- Given instruction
Retype each entry below, keeping every character the same.
[begin Input rows]
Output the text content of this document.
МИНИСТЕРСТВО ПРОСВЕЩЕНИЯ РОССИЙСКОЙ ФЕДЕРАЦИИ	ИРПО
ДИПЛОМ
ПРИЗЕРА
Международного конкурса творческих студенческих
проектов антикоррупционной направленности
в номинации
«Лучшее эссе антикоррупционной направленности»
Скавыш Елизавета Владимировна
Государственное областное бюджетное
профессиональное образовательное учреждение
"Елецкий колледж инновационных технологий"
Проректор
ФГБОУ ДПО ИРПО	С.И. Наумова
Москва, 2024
[end Input rows]
- Task output
Output the text content of this document.
МИНИСТЕРСТВО ПРОСВЕЩЕНИЯ РОССИЙСКОЙ ФЕДЕРАЦИИ	ИРПО
ДИПЛОМ
ПРИЗЕРА
Международного конкурса творческих студенческих
проектов антикоррупционной направленности
в номинации
«Лучшее эссе антикоррупционной направленности»
Скавыш Елизавета Владимировна
Государственное областное бюджетное
профессиональное образовательное учреждение
"Елецкий колледж инновационных технологий"
Проректор
ФГБОУ ДПО ИРПО	С.И. Наумова
Москва, 2024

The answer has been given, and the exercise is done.